## START Records provided

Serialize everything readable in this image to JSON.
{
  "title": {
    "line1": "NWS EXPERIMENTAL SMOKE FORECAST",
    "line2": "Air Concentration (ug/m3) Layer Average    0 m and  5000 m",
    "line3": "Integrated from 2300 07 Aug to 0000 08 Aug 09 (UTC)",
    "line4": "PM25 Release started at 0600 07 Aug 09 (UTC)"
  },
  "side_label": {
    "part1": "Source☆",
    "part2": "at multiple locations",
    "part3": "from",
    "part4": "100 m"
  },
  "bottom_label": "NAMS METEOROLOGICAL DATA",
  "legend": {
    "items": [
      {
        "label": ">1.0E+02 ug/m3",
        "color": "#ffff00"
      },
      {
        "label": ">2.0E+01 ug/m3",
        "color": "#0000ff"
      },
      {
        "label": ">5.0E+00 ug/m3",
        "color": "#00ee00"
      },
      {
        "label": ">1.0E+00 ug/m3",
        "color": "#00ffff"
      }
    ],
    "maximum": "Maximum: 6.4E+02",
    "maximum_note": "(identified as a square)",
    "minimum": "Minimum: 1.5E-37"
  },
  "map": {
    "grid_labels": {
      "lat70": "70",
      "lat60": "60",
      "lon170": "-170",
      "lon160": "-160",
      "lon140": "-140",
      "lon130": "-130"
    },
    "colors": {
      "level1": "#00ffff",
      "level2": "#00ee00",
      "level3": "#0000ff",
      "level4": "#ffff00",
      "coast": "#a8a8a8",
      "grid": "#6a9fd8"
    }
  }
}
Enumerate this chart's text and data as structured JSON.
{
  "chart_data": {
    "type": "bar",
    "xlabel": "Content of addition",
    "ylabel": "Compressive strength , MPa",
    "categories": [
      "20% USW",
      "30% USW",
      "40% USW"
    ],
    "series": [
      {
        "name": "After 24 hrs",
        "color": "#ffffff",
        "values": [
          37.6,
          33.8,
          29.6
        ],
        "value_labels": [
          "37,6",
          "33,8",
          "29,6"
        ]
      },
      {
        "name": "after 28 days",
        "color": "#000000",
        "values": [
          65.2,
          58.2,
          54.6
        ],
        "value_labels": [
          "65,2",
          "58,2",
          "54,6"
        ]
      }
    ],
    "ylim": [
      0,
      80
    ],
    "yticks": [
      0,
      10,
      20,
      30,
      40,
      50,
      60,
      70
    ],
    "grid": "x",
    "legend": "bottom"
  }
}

## END Records provided

- _Task statement_
Find the line that contains "Enumerate this chart's". Repeat it and every line after it, exactly as written, up to and including the last line of the records above.

- _Written answer_
Enumerate this chart's text and data as structured JSON.
{
  "chart_data": {
    "type": "bar",
    "xlabel": "Content of addition",
    "ylabel": "Compressive strength , MPa",
    "categories": [
      "20% USW",
      "30% USW",
      "40% USW"
    ],
    "series": [
      {
        "name": "After 24 hrs",
        "color": "#ffffff",
        "values": [
          37.6,
          33.8,
          29.6
        ],
        "value_labels": [
          "37,6",
          "33,8",
          "29,6"
        ]
      },
      {
        "name": "after 28 days",
        "color": "#000000",
        "values": [
          65.2,
          58.2,
          54.6
        ],
        "value_labels": [
          "65,2",
          "58,2",
          "54,6"
        ]
      }
    ],
    "ylim": [
      0,
      80
    ],
    "yticks": [
      0,
      10,
      20,
      30,
      40,
      50,
      60,
      70
    ],
    "grid": "x",
    "legend": "bottom"
  }
}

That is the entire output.